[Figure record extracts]

────

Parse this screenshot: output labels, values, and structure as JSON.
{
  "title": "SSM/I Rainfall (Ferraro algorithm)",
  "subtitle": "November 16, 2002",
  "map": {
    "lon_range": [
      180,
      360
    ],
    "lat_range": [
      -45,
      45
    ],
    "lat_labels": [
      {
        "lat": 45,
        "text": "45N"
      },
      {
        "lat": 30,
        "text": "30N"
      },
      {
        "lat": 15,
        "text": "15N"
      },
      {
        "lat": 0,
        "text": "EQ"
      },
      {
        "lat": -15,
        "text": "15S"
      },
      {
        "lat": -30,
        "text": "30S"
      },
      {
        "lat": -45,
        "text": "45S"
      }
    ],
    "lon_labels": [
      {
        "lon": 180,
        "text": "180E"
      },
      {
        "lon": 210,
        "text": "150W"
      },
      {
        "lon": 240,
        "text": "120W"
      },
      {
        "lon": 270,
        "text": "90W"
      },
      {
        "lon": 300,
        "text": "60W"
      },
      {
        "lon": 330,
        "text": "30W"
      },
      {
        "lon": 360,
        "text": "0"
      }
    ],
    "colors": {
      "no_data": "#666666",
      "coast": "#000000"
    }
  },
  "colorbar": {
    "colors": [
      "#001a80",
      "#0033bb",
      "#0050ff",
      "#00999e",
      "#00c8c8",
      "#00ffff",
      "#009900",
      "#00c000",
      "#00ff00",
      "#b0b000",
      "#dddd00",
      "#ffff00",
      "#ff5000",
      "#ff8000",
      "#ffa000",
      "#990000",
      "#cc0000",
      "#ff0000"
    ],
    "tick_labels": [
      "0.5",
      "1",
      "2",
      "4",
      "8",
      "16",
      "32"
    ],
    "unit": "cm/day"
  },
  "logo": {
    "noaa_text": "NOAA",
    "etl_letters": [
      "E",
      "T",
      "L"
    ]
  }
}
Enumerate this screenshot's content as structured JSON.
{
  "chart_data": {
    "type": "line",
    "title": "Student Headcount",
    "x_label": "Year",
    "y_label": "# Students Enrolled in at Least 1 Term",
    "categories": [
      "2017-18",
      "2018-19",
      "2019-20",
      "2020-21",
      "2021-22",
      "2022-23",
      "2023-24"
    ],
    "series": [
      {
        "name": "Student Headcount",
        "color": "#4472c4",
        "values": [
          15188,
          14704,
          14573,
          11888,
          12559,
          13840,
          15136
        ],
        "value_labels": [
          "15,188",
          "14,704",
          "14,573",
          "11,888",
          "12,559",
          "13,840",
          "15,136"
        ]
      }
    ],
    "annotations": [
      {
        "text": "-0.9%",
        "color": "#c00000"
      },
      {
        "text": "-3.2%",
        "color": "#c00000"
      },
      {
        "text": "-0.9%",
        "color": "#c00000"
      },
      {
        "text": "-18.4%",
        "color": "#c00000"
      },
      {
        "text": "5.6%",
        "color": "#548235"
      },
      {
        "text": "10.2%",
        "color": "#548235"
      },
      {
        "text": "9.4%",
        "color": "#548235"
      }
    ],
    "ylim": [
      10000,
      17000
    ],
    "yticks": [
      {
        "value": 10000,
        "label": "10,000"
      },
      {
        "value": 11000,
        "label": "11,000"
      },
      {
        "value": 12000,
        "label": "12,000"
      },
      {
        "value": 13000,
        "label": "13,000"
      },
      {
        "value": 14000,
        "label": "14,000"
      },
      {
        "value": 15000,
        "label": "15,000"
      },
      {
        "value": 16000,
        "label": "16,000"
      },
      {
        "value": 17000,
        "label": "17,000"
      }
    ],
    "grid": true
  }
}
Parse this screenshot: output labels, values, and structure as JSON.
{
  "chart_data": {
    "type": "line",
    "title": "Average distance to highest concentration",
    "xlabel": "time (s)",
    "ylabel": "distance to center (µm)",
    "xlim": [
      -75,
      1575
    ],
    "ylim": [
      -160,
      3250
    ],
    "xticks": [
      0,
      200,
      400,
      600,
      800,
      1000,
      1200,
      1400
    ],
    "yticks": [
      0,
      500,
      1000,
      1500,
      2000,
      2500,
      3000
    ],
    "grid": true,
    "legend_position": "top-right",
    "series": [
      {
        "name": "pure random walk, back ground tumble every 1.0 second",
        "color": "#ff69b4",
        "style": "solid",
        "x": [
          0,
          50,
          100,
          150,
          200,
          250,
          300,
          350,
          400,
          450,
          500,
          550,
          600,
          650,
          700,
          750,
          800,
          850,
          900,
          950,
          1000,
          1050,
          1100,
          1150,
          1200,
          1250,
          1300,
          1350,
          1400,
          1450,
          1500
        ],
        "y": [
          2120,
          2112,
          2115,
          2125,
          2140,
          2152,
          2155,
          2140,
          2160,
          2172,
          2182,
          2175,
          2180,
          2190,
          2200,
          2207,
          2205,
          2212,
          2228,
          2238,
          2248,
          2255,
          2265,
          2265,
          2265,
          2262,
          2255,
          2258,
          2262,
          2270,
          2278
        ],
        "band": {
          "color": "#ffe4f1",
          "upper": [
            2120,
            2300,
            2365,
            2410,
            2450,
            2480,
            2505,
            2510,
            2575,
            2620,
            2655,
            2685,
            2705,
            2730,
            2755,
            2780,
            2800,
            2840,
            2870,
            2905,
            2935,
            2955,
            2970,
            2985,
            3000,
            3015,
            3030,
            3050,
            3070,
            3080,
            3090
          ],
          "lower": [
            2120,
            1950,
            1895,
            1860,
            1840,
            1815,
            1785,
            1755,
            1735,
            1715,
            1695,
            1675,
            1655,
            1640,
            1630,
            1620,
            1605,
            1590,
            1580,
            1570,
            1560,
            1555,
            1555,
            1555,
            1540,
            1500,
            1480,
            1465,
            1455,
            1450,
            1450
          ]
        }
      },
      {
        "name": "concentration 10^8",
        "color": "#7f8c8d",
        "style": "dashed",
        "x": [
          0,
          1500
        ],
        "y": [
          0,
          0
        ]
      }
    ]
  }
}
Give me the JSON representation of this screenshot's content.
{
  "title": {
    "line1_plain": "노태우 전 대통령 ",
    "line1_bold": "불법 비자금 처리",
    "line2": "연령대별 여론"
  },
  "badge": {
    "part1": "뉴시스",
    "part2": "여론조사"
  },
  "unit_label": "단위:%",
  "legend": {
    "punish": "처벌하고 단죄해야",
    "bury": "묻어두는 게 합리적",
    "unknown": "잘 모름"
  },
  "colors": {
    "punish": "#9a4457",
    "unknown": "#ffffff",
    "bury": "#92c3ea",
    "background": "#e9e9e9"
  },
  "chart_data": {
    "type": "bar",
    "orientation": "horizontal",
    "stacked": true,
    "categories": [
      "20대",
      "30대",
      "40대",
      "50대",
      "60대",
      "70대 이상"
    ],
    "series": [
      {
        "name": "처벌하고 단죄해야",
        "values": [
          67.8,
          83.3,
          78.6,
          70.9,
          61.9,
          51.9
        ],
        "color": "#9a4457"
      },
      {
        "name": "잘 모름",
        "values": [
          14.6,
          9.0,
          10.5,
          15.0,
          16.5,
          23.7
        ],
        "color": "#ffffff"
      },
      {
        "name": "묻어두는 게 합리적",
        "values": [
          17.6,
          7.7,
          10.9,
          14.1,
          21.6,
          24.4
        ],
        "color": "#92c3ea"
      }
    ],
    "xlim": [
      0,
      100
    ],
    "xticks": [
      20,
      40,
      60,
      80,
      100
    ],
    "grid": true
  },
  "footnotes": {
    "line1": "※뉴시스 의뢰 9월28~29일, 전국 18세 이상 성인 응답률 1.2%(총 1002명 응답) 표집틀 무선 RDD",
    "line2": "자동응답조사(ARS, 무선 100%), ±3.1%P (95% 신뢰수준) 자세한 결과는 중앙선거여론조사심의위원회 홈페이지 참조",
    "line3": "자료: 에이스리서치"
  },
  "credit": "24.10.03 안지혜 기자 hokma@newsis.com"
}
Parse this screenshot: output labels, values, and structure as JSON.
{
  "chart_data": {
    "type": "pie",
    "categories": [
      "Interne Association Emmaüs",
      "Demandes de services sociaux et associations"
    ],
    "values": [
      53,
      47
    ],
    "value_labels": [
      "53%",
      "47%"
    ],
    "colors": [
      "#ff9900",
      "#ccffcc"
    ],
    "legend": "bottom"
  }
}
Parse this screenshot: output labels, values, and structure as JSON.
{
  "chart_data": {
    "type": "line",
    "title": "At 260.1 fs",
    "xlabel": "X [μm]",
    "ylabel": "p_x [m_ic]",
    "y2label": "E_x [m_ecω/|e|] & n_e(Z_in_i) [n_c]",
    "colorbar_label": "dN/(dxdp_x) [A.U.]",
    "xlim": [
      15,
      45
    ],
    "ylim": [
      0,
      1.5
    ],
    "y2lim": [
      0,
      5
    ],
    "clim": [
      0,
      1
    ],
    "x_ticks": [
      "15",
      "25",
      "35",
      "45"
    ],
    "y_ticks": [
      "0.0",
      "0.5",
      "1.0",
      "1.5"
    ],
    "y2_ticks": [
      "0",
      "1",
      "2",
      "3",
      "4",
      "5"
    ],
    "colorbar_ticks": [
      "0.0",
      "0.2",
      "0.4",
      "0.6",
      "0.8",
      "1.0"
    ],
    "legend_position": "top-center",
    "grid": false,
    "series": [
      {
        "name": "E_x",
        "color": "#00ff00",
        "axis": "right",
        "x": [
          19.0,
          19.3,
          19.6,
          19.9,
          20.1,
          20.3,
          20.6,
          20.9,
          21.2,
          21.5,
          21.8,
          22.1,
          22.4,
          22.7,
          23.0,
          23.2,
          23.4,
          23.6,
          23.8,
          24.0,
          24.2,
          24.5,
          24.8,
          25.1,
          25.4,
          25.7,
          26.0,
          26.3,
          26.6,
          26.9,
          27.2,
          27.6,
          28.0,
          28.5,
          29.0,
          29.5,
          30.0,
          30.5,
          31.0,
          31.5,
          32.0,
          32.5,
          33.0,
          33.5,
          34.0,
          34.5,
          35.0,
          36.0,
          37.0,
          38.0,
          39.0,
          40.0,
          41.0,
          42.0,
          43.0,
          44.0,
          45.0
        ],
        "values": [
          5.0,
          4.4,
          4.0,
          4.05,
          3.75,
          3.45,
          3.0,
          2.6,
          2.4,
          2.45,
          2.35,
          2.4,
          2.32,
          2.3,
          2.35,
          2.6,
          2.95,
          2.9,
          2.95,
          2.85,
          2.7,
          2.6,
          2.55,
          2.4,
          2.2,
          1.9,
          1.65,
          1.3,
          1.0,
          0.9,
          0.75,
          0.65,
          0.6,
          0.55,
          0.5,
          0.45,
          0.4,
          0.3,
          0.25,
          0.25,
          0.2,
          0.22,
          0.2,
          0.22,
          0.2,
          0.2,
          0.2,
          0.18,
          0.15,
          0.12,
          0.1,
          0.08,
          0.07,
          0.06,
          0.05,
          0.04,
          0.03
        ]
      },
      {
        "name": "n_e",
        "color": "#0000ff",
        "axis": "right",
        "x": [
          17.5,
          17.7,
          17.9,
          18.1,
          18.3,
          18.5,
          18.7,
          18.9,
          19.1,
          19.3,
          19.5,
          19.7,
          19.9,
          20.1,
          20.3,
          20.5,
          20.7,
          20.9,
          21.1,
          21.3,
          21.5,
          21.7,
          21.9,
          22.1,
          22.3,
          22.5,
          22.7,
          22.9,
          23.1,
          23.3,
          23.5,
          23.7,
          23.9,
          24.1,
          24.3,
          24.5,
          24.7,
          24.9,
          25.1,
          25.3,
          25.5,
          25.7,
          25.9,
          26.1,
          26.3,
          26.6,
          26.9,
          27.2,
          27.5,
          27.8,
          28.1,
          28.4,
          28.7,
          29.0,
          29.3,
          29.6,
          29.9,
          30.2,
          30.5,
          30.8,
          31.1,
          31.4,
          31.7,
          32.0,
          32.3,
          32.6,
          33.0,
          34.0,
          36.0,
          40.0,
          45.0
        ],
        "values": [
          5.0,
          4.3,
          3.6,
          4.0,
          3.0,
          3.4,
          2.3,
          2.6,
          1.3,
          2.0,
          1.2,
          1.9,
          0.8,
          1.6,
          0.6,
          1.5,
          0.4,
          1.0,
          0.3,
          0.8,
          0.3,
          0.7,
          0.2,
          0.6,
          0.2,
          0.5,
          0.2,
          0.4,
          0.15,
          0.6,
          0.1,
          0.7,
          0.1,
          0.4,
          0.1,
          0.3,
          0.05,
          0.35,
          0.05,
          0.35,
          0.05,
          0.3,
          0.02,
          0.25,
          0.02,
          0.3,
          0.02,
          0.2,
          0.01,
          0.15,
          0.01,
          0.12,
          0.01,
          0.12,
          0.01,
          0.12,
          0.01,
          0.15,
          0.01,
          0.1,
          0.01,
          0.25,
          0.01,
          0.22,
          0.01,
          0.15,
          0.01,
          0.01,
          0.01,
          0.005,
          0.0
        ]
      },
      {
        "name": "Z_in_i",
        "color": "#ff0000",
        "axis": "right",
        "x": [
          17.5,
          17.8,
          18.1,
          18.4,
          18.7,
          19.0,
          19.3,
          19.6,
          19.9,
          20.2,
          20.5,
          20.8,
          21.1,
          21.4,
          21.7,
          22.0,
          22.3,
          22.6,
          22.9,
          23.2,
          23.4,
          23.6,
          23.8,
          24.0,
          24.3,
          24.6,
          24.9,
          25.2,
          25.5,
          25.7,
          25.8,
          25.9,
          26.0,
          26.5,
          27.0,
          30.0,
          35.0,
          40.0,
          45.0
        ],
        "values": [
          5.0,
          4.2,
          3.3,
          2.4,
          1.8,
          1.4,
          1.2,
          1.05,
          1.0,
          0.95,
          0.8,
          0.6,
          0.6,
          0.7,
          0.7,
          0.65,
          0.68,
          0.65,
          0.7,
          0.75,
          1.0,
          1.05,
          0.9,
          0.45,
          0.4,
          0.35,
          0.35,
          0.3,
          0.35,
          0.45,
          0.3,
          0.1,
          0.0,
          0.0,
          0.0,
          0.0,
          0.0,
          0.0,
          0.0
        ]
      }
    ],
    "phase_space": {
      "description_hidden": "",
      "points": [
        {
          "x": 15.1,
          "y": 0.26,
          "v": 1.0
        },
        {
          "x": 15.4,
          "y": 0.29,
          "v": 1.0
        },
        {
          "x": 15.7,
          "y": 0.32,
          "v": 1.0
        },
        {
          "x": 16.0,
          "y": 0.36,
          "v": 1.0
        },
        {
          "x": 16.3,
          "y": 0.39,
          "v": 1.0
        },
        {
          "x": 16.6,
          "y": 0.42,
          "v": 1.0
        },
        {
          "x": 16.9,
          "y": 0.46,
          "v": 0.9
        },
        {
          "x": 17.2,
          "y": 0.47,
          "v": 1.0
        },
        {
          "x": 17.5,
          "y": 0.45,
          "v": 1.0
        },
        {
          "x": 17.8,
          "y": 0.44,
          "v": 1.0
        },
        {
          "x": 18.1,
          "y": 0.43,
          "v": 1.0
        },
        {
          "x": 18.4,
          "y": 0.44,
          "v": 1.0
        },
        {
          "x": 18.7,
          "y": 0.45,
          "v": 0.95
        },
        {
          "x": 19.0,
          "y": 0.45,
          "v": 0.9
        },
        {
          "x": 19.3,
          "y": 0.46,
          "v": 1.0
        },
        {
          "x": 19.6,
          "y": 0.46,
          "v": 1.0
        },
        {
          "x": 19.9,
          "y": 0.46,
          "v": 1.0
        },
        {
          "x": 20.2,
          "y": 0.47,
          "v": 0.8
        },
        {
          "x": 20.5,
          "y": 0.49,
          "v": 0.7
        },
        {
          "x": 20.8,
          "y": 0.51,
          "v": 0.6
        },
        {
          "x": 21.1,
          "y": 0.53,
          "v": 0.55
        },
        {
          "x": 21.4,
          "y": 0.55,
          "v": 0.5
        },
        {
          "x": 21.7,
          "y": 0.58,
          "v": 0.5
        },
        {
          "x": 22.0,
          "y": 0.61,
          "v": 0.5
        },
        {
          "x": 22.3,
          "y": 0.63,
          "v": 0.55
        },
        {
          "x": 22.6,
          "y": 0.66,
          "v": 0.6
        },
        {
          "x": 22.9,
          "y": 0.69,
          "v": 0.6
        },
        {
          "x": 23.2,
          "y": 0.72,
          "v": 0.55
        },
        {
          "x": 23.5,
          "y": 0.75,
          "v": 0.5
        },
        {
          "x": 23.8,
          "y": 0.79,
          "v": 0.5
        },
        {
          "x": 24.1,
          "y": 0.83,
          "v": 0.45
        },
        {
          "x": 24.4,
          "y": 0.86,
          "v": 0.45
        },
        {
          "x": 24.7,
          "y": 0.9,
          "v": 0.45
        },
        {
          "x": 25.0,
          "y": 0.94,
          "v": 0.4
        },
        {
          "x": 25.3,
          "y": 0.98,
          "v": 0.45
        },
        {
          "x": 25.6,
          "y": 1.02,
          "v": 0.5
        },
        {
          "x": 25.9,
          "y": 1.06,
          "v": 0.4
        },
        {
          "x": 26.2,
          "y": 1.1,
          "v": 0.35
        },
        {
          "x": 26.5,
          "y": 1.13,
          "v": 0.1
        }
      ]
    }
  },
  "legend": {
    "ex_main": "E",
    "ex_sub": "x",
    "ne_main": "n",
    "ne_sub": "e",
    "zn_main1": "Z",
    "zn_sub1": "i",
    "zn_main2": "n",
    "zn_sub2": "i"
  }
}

────

▶ **Work to complete**
Search the data for "name". Copy every matching line.

▶ **Reply**
        "name": "Student Headcount",
        "name": "pure random walk, back ground tumble every 1.0 second",
        "name": "concentration 10^8",
        "name": "처벌하고 단죄해야",
        "name": "잘 모름",
        "name": "묻어두는 게 합리적",
        "name": "E_x",
        "name": "n_e",
        "name": "Z_in_i",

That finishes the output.